WORK TO COMPLETE
Repeat every line below exactly as it reads.

··· THE INPUT ···

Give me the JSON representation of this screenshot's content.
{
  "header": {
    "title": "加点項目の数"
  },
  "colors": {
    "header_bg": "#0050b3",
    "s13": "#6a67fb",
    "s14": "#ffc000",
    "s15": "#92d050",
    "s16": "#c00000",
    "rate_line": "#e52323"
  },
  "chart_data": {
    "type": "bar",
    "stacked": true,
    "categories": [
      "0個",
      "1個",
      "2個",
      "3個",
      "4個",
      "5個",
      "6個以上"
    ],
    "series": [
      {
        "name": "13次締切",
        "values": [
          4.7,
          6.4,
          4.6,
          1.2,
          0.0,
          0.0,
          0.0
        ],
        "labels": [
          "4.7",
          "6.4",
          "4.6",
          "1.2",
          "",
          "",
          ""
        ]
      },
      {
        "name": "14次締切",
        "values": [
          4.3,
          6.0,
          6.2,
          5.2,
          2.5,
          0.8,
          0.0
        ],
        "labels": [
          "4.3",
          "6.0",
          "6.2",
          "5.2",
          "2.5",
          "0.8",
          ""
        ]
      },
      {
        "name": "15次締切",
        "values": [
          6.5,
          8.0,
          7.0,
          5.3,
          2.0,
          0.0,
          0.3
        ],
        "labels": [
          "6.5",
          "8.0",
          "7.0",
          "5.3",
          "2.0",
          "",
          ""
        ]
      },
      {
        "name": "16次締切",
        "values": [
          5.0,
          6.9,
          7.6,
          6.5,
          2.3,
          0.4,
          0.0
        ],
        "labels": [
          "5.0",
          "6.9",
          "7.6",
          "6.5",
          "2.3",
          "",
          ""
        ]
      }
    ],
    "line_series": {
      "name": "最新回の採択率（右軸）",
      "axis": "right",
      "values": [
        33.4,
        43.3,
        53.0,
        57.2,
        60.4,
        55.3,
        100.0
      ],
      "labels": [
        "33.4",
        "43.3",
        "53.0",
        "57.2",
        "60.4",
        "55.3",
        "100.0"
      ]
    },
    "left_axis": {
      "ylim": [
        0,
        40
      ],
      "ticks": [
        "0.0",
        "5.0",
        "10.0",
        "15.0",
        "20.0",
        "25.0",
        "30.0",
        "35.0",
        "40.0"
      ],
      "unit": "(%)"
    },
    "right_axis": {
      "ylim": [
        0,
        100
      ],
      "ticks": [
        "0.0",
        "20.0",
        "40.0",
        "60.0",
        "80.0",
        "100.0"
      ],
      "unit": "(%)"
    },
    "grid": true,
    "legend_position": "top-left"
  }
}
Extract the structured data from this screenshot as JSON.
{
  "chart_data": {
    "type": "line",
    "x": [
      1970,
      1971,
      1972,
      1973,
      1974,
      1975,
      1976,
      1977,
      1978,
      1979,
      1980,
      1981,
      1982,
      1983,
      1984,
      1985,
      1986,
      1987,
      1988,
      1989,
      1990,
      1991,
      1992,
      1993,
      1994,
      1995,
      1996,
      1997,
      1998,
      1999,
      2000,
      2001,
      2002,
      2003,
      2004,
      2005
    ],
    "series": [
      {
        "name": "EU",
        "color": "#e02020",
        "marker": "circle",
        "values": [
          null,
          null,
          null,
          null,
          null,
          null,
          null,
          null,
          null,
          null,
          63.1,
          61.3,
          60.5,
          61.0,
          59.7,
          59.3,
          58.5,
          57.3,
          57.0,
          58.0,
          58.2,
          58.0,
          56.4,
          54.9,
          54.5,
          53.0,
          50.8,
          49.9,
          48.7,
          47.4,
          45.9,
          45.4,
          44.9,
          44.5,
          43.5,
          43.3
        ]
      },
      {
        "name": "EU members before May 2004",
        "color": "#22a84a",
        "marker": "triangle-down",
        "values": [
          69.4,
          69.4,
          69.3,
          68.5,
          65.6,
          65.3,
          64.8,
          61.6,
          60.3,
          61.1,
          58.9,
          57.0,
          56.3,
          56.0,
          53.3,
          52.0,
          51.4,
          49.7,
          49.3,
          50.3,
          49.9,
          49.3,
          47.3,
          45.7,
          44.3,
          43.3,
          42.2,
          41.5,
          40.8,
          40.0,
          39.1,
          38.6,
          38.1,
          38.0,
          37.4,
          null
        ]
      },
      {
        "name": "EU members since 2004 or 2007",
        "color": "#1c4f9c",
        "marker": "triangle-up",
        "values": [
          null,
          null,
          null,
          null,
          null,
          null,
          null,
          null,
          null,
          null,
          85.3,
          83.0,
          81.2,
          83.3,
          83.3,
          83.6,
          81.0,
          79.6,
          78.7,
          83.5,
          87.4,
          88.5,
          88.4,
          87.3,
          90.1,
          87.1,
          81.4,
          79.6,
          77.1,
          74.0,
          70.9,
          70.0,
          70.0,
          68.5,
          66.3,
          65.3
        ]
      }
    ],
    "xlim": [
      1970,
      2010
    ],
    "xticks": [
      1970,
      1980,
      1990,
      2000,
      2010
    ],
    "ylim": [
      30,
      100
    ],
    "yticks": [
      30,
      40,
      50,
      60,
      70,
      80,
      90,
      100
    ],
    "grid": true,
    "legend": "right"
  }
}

···

THE SOLUTION
Give me the JSON representation of this screenshot's content.
{
  "header": {
    "title": "加点項目の数"
  },
  "colors": {
    "header_bg": "#0050b3",
    "s13": "#6a67fb",
    "s14": "#ffc000",
    "s15": "#92d050",
    "s16": "#c00000",
    "rate_line": "#e52323"
  },
  "chart_data": {
    "type": "bar",
    "stacked": true,
    "categories": [
      "0個",
      "1個",
      "2個",
      "3個",
      "4個",
      "5個",
      "6個以上"
    ],
    "series": [
      {
        "name": "13次締切",
        "values": [
          4.7,
          6.4,
          4.6,
          1.2,
          0.0,
          0.0,
          0.0
        ],
        "labels": [
          "4.7",
          "6.4",
          "4.6",
          "1.2",
          "",
          "",
          ""
        ]
      },
      {
        "name": "14次締切",
        "values": [
          4.3,
          6.0,
          6.2,
          5.2,
          2.5,
          0.8,
          0.0
        ],
        "labels": [
          "4.3",
          "6.0",
          "6.2",
          "5.2",
          "2.5",
          "0.8",
          ""
        ]
      },
      {
        "name": "15次締切",
        "values": [
          6.5,
          8.0,
          7.0,
          5.3,
          2.0,
          0.0,
          0.3
        ],
        "labels": [
          "6.5",
          "8.0",
          "7.0",
          "5.3",
          "2.0",
          "",
          ""
        ]
      },
      {
        "name": "16次締切",
        "values": [
          5.0,
          6.9,
          7.6,
          6.5,
          2.3,
          0.4,
          0.0
        ],
        "labels": [
          "5.0",
          "6.9",
          "7.6",
          "6.5",
          "2.3",
          "",
          ""
        ]
      }
    ],
    "line_series": {
      "name": "最新回の採択率（右軸）",
      "axis": "right",
      "values": [
        33.4,
        43.3,
        53.0,
        57.2,
        60.4,
        55.3,
        100.0
      ],
      "labels": [
        "33.4",
        "43.3",
        "53.0",
        "57.2",
        "60.4",
        "55.3",
        "100.0"
      ]
    },
    "left_axis": {
      "ylim": [
        0,
        40
      ],
      "ticks": [
        "0.0",
        "5.0",
        "10.0",
        "15.0",
        "20.0",
        "25.0",
        "30.0",
        "35.0",
        "40.0"
      ],
      "unit": "(%)"
    },
    "right_axis": {
      "ylim": [
        0,
        100
      ],
      "ticks": [
        "0.0",
        "20.0",
        "40.0",
        "60.0",
        "80.0",
        "100.0"
      ],
      "unit": "(%)"
    },
    "grid": true,
    "legend_position": "top-left"
  }
}
Extract the structured data from this screenshot as JSON.
{
  "chart_data": {
    "type": "line",
    "x": [
      1970,
      1971,
      1972,
      1973,
      1974,
      1975,
      1976,
      1977,
      1978,
      1979,
      1980,
      1981,
      1982,
      1983,
      1984,
      1985,
      1986,
      1987,
      1988,
      1989,
      1990,
      1991,
      1992,
      1993,
      1994,
      1995,
      1996,
      1997,
      1998,
      1999,
      2000,
      2001,
      2002,
      2003,
      2004,
      2005
    ],
    "series": [
      {
        "name": "EU",
        "color": "#e02020",
        "marker": "circle",
        "values": [
          null,
          null,
          null,
          null,
          null,
          null,
          null,
          null,
          null,
          null,
          63.1,
          61.3,
          60.5,
          61.0,
          59.7,
          59.3,
          58.5,
          57.3,
          57.0,
          58.0,
          58.2,
          58.0,
          56.4,
          54.9,
          54.5,
          53.0,
          50.8,
          49.9,
          48.7,
          47.4,
          45.9,
          45.4,
          44.9,
          44.5,
          43.5,
          43.3
        ]
      },
      {
        "name": "EU members before May 2004",
        "color": "#22a84a",
        "marker": "triangle-down",
        "values": [
          69.4,
          69.4,
          69.3,
          68.5,
          65.6,
          65.3,
          64.8,
          61.6,
          60.3,
          61.1,
          58.9,
          57.0,
          56.3,
          56.0,
          53.3,
          52.0,
          51.4,
          49.7,
          49.3,
          50.3,
          49.9,
          49.3,
          47.3,
          45.7,
          44.3,
          43.3,
          42.2,
          41.5,
          40.8,
          40.0,
          39.1,
          38.6,
          38.1,
          38.0,
          37.4,
          null
        ]
      },
      {
        "name": "EU members since 2004 or 2007",
        "color": "#1c4f9c",
        "marker": "triangle-up",
        "values": [
          null,
          null,
          null,
          null,
          null,
          null,
          null,
          null,
          null,
          null,
          85.3,
          83.0,
          81.2,
          83.3,
          83.3,
          83.6,
          81.0,
          79.6,
          78.7,
          83.5,
          87.4,
          88.5,
          88.4,
          87.3,
          90.1,
          87.1,
          81.4,
          79.6,
          77.1,
          74.0,
          70.9,
          70.0,
          70.0,
          68.5,
          66.3,
          65.3
        ]
      }
    ],
    "xlim": [
      1970,
      2010
    ],
    "xticks": [
      1970,
      1980,
      1990,
      2000,
      2010
    ],
    "ylim": [
      30,
      100
    ],
    "yticks": [
      30,
      40,
      50,
      60,
      70,
      80,
      90,
      100
    ],
    "grid": true,
    "legend": "right"
  }
}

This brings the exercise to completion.